_Problem to work on_
Identify each line containing the word "verified" and copy it.

_Material provided_
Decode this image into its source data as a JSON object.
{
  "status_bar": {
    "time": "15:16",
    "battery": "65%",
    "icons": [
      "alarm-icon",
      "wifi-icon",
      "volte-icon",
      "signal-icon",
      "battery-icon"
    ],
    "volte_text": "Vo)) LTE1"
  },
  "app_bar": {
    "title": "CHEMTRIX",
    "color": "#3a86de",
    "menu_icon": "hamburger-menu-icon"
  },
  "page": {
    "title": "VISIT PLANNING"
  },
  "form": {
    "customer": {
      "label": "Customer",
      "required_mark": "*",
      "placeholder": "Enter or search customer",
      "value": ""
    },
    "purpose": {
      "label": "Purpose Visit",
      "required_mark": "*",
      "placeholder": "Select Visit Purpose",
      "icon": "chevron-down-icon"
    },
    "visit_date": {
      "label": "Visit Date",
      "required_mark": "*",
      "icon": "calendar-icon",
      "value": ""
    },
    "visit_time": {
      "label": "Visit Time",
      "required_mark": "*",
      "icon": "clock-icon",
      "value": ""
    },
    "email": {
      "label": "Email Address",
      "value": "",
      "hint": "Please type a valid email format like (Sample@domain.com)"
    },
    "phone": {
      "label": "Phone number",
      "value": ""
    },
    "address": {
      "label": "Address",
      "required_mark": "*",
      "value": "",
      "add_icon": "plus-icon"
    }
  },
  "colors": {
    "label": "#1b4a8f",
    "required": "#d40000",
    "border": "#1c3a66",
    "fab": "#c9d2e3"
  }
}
==
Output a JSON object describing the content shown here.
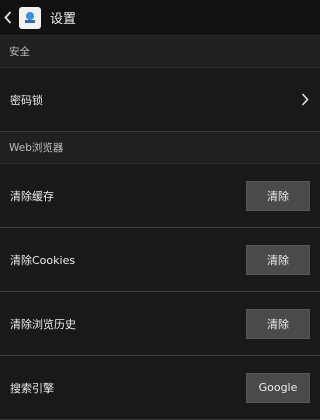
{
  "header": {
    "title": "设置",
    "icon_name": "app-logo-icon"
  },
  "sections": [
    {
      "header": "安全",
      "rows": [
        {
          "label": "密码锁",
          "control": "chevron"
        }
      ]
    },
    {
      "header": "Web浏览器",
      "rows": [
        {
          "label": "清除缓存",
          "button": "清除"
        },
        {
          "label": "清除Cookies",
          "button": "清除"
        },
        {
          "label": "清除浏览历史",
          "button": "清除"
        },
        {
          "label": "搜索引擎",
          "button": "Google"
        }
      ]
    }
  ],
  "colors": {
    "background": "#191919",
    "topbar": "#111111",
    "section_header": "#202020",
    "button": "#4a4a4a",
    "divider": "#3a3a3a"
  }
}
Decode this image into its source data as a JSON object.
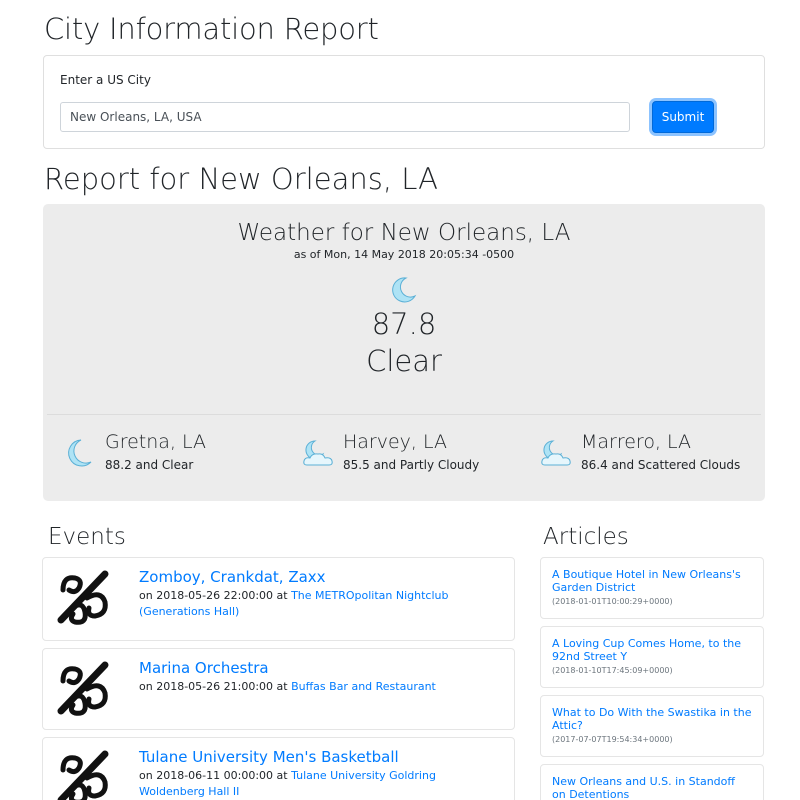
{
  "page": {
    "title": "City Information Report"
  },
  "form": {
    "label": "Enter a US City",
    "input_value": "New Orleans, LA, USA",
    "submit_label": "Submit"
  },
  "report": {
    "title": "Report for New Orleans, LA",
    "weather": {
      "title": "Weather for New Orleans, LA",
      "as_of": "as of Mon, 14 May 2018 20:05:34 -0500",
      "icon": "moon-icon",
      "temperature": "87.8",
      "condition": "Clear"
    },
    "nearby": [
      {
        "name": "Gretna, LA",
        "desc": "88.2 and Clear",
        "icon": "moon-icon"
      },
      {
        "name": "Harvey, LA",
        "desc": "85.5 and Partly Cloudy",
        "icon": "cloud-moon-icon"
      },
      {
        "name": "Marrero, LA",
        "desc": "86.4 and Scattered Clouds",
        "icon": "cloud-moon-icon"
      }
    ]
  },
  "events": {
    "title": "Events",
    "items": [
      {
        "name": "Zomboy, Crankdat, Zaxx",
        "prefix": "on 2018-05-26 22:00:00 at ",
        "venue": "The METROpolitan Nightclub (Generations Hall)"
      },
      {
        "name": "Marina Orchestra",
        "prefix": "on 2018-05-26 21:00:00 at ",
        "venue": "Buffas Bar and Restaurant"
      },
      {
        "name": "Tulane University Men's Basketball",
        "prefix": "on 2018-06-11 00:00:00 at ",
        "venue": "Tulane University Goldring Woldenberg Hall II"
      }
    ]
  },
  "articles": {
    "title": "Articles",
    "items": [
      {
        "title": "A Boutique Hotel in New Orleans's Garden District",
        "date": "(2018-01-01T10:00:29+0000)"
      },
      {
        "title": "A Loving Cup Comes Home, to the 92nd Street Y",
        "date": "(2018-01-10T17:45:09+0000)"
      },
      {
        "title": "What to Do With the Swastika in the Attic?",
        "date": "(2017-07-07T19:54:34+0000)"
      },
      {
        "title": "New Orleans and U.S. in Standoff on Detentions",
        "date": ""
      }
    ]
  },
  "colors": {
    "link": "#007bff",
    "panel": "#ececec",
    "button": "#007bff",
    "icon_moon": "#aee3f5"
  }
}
...
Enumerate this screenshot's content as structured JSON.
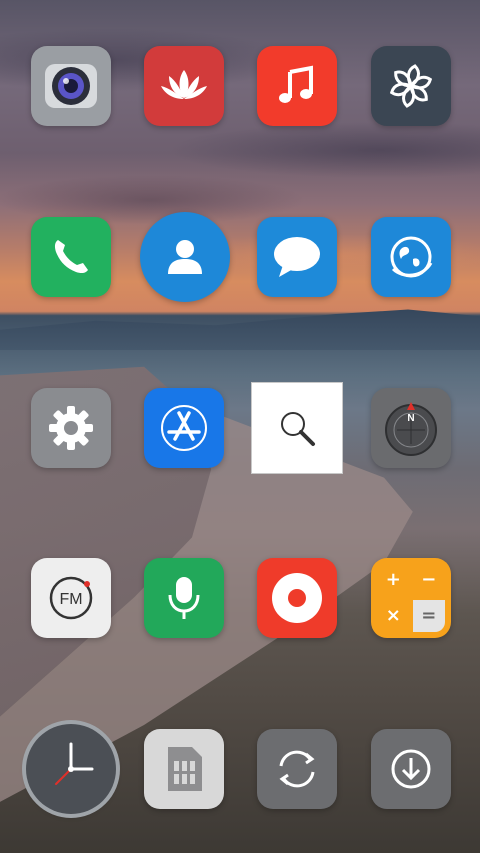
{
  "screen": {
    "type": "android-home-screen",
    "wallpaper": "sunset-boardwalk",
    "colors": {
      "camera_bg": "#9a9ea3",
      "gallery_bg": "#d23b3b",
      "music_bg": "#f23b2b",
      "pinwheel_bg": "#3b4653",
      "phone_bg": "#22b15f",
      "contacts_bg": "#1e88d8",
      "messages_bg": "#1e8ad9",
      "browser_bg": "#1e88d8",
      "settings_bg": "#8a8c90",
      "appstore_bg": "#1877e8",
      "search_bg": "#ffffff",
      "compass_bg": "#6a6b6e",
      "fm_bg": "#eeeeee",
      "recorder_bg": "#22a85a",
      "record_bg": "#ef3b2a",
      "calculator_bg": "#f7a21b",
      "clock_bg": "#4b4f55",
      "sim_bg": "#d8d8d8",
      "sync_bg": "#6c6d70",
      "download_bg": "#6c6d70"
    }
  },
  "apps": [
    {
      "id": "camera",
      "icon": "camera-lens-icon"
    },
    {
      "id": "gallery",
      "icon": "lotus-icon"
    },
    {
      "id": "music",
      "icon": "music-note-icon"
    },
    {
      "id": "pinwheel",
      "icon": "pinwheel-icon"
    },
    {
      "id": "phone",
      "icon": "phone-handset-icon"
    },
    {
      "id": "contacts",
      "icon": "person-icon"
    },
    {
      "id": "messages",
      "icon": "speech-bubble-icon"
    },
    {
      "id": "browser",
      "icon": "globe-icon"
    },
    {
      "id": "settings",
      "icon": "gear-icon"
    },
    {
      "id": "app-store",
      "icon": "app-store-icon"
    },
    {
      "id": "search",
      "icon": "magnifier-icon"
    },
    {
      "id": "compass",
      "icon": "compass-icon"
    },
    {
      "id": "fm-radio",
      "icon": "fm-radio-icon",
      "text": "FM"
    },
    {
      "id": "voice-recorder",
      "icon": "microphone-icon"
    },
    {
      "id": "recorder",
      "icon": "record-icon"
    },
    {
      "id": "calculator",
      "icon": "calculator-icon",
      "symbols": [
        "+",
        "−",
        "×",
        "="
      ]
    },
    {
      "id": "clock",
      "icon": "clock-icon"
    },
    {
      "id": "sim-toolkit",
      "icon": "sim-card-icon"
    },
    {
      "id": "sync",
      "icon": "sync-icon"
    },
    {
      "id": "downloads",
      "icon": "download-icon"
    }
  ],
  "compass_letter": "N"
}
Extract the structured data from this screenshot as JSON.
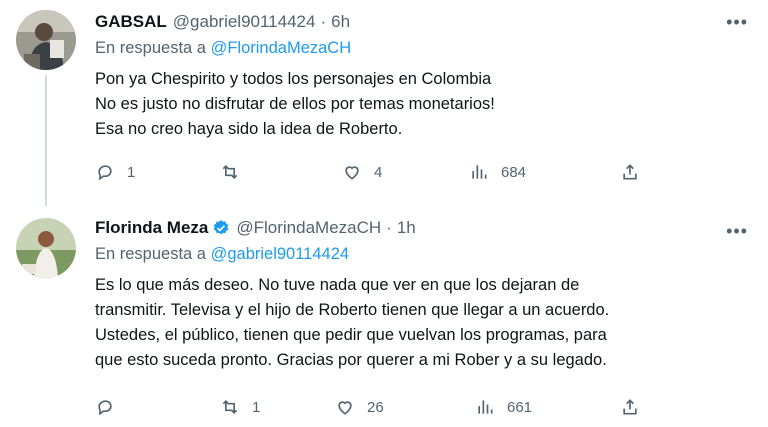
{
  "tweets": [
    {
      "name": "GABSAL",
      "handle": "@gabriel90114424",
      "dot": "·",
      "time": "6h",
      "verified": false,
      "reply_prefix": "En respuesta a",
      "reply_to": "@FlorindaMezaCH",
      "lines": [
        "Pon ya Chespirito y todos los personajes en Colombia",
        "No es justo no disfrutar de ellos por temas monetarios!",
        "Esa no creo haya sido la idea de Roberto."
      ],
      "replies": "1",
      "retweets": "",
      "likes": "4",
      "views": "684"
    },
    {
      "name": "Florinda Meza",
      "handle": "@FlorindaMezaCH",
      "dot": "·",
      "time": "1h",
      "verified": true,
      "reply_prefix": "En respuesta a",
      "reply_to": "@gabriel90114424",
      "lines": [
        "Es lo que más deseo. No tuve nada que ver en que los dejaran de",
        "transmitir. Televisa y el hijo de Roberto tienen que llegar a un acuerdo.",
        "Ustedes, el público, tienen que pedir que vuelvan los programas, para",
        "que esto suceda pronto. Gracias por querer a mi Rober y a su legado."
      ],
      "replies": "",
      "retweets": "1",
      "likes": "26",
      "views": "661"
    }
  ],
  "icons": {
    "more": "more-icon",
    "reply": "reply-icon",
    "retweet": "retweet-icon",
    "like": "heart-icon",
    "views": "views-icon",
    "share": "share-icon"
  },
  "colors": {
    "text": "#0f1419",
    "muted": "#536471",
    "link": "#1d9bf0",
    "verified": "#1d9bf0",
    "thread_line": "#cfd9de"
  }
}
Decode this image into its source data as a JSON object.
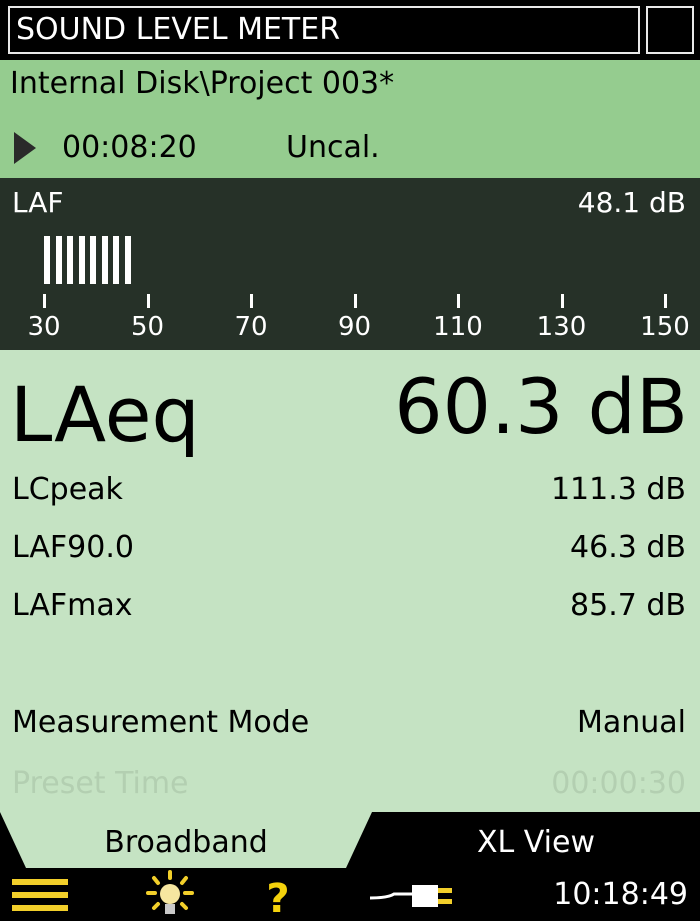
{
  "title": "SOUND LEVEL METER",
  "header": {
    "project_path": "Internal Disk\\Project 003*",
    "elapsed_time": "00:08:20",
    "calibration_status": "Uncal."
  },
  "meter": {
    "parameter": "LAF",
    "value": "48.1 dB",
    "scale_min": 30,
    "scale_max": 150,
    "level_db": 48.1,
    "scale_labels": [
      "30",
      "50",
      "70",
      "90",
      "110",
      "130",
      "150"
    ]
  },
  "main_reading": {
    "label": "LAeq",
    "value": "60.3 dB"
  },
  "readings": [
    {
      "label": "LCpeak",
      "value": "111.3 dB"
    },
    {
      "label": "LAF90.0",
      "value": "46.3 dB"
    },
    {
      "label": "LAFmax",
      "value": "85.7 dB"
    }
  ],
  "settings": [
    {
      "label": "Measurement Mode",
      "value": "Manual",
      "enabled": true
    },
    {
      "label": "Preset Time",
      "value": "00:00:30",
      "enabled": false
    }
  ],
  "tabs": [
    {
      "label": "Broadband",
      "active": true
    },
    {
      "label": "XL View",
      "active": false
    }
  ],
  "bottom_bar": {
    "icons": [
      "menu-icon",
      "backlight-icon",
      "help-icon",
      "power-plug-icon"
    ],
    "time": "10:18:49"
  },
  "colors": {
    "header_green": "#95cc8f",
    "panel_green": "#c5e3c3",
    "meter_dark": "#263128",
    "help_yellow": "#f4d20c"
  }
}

_Solution below_
      "verified": false,
      "verified": true,
    "verified": "#1d9bf0",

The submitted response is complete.